REQUIRED WORK:
Pull every "nuchae" line out of the data below.

(Raw records)
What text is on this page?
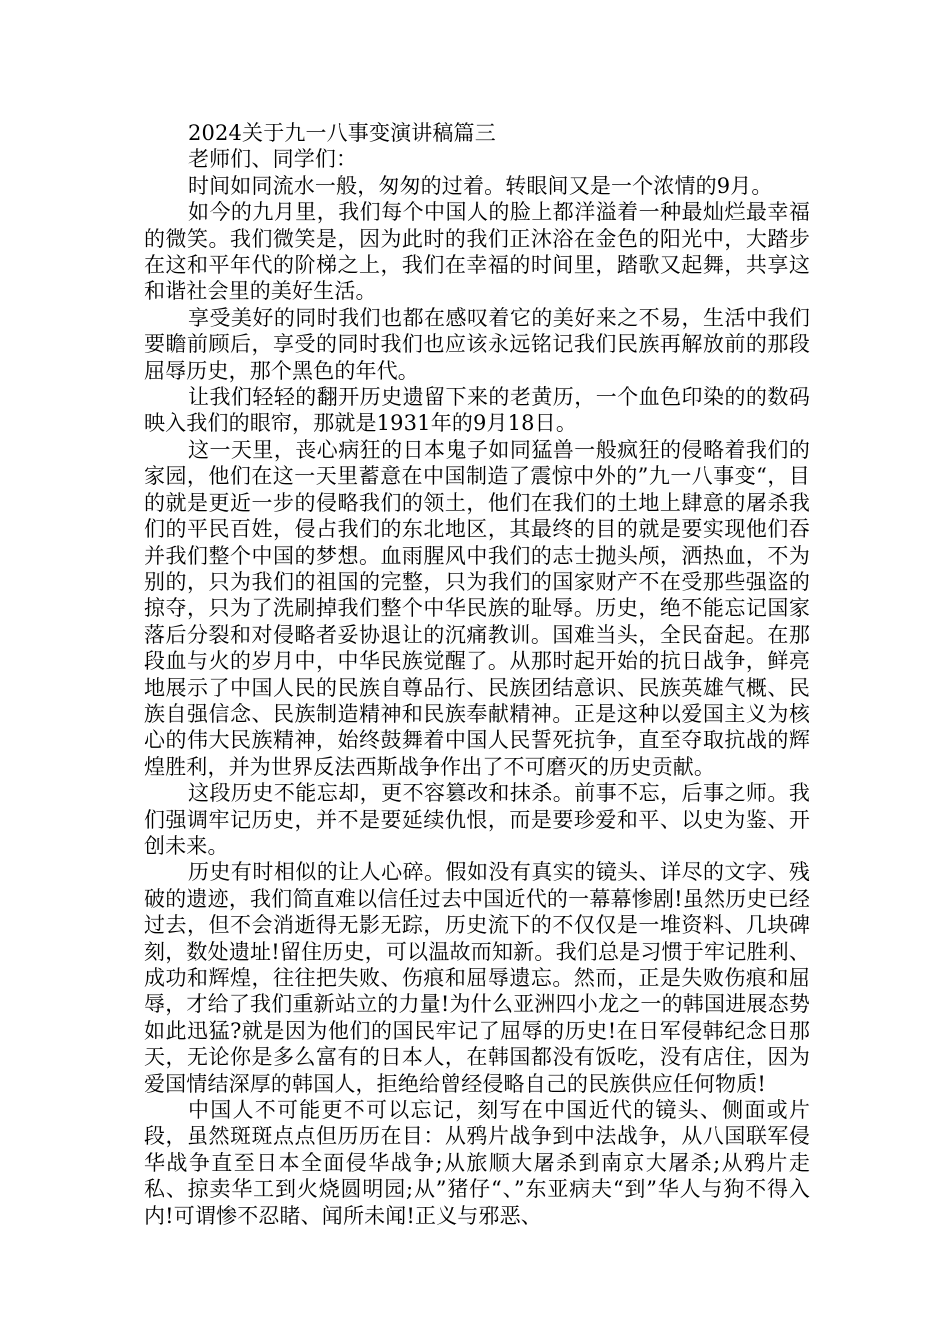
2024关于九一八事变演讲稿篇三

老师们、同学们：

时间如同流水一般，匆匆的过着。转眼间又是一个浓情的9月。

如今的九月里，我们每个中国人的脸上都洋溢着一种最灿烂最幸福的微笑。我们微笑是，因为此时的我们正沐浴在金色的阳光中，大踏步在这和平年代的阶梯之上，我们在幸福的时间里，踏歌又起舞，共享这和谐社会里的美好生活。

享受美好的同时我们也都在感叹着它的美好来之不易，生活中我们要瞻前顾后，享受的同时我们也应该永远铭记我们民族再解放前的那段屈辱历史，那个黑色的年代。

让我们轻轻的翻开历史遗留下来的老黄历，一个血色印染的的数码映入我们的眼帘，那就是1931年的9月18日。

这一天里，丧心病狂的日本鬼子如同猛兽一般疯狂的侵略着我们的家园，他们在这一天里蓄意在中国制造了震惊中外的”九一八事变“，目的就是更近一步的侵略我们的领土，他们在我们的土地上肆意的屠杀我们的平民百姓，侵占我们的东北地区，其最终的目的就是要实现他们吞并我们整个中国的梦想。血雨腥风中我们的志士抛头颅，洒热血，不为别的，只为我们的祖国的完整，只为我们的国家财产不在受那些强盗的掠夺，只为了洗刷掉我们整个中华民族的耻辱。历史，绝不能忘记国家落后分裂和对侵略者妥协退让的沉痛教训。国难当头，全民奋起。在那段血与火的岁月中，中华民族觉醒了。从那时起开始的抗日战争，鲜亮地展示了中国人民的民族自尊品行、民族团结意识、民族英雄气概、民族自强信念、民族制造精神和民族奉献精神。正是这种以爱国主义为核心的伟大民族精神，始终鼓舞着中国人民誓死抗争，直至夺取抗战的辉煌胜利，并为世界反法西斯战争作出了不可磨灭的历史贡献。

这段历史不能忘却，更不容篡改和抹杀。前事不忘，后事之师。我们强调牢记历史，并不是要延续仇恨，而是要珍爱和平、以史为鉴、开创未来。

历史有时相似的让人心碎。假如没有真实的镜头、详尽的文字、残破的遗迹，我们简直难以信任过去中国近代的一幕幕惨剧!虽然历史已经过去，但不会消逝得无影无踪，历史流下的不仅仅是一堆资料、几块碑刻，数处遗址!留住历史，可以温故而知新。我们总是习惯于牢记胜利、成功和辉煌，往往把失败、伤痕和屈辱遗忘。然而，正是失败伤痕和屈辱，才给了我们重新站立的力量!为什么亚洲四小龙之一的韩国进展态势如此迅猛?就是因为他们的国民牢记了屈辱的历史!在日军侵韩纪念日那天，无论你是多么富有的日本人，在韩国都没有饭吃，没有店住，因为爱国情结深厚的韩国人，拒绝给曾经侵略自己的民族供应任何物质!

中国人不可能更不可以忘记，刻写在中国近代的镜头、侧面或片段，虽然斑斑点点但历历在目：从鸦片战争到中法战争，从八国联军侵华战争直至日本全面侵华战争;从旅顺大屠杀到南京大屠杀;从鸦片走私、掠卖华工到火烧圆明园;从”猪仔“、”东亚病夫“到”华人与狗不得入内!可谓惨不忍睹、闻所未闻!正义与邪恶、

==

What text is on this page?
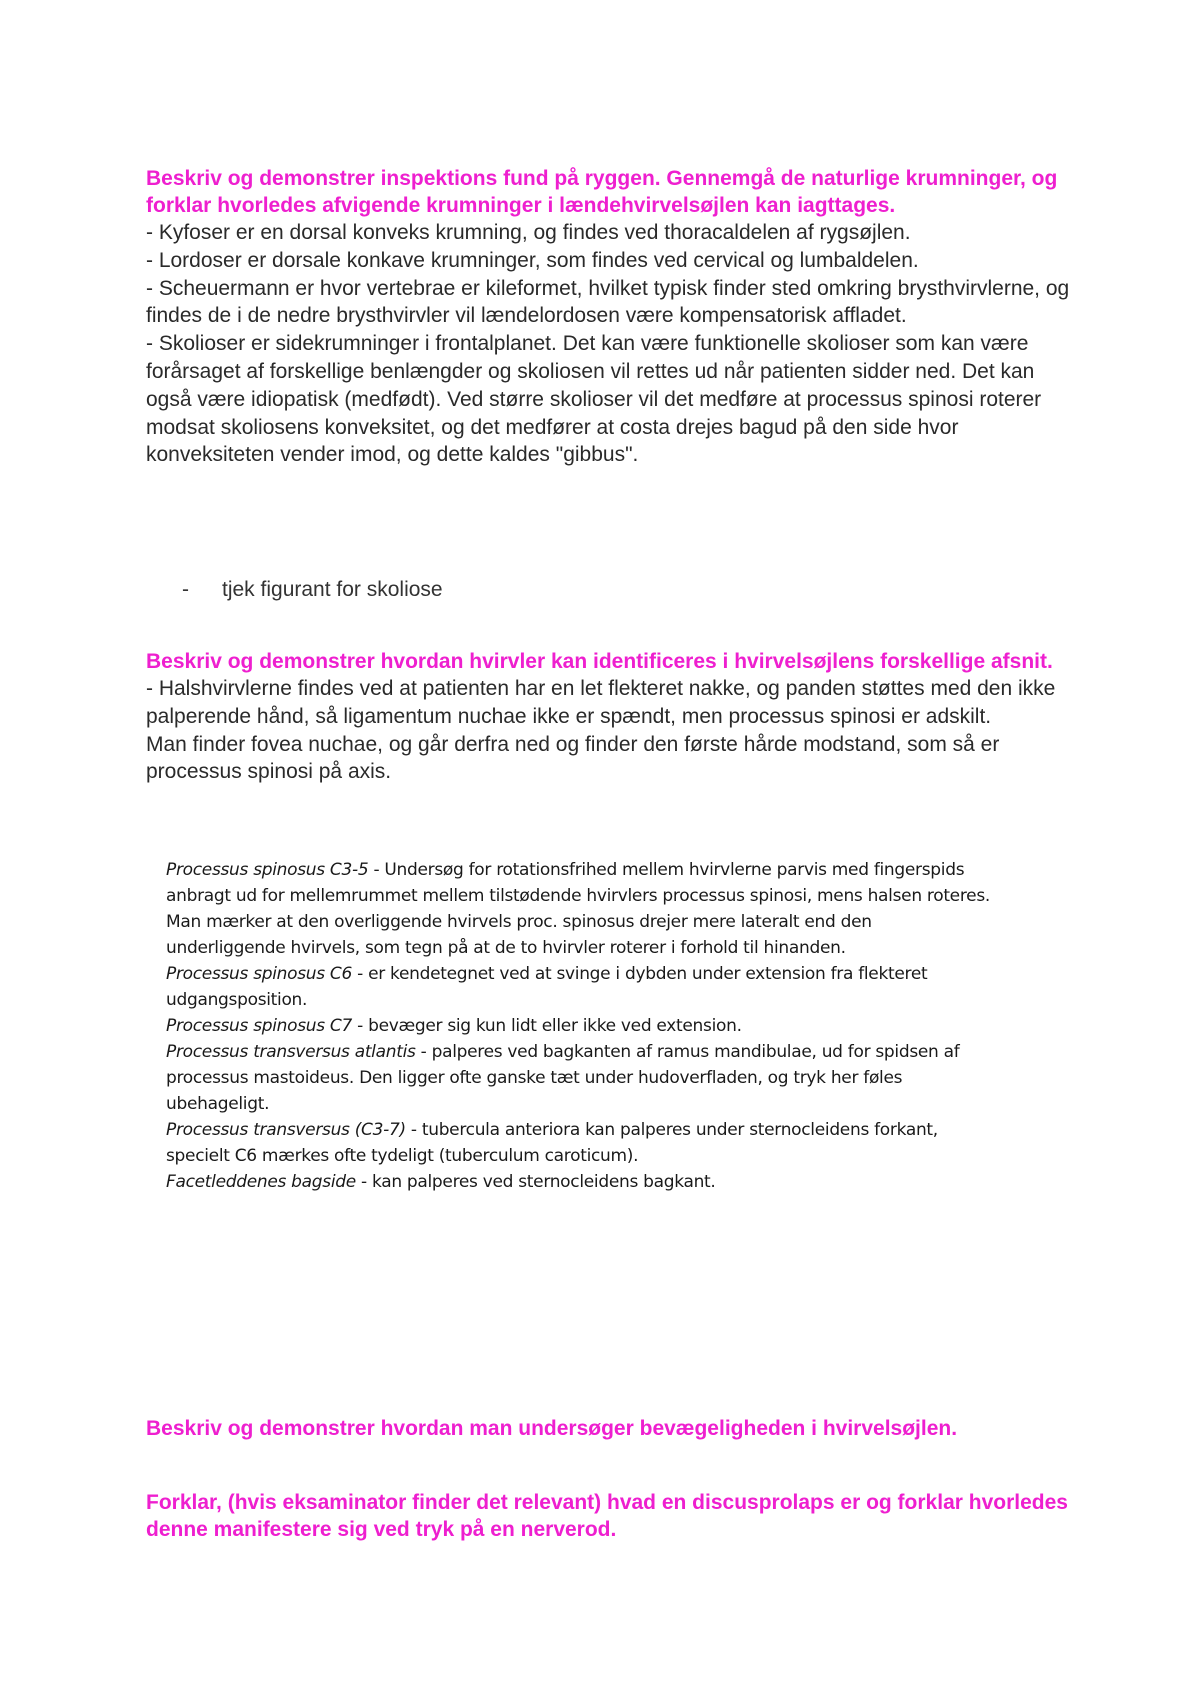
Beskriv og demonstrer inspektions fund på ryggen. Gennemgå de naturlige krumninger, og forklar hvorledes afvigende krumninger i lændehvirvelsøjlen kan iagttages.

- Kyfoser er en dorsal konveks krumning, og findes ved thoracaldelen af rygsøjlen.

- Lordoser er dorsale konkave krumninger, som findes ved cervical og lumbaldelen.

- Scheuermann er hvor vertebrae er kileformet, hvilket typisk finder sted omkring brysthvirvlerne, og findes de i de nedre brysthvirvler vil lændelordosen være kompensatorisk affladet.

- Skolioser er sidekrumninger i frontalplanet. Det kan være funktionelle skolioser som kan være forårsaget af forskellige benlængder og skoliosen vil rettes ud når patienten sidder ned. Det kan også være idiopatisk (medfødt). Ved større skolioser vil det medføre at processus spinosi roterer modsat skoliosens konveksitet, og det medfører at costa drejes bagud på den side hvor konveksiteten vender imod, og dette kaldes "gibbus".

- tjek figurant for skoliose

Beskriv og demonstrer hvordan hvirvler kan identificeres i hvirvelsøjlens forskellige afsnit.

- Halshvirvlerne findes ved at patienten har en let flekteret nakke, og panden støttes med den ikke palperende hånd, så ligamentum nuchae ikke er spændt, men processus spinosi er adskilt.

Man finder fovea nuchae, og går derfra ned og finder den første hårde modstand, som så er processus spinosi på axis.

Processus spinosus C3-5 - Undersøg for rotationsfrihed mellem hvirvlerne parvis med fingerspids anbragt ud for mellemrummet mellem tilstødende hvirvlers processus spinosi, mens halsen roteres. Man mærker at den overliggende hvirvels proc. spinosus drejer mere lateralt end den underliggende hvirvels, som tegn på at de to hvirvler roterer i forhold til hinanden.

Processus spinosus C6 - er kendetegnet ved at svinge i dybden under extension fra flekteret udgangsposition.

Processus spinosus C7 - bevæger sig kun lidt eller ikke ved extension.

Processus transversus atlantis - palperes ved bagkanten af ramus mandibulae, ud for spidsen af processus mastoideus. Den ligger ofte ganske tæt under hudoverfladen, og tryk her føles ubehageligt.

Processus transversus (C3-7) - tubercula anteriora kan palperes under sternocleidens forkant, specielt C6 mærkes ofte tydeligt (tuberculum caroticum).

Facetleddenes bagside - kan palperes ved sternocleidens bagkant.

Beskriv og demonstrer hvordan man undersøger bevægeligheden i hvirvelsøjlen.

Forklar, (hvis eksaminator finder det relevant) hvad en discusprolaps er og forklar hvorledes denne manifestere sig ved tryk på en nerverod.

---

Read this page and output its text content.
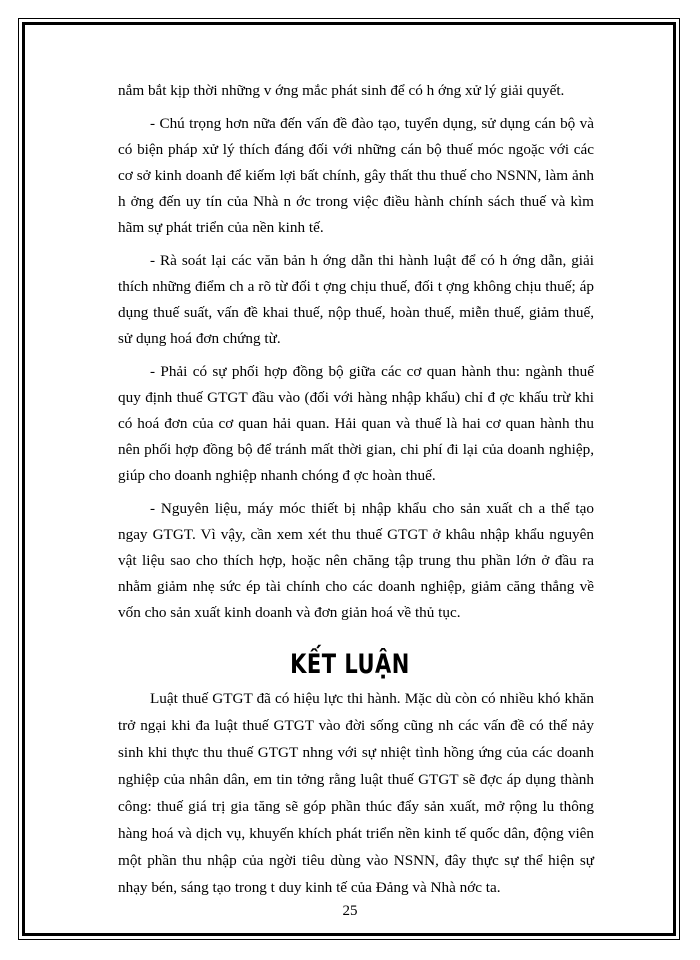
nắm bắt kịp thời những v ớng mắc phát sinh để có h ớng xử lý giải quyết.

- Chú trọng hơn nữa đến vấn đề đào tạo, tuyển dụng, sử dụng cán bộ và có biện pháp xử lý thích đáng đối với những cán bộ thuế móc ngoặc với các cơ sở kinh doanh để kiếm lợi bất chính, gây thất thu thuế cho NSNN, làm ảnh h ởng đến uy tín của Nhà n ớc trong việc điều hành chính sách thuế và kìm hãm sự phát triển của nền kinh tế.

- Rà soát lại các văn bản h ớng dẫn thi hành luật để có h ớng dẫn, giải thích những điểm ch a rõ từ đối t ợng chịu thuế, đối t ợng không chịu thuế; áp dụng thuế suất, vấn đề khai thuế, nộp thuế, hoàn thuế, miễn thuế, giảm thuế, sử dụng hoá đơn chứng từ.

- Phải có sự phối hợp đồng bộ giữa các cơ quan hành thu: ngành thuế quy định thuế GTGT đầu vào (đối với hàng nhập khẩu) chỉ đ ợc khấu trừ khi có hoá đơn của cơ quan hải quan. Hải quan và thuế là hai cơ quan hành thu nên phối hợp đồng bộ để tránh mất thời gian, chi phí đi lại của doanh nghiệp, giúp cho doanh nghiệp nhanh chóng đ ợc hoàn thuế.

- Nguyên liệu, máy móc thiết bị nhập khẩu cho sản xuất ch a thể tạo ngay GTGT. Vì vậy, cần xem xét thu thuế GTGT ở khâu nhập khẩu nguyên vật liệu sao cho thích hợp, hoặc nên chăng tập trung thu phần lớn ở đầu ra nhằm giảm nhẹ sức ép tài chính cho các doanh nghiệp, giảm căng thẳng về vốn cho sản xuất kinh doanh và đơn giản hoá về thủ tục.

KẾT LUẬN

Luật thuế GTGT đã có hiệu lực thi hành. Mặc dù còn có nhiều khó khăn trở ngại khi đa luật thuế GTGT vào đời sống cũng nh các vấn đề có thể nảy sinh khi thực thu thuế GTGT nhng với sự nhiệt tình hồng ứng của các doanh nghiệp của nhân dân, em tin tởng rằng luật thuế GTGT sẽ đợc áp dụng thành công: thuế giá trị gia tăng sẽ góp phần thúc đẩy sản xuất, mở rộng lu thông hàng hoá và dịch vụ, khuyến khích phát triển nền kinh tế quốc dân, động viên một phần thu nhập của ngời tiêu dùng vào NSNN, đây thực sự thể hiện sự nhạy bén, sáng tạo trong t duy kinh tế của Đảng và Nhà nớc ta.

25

RESPONSE TO THE TASK:
- Halshvirvlerne findes ved at patienten har en let flekteret nakke, og panden støttes med den ikke palperende hånd, så ligamentum nuchae ikke er spændt, men processus spinosi er adskilt.
Man finder fovea nuchae, og går derfra ned og finder den første hårde modstand, som så er processus spinosi på axis.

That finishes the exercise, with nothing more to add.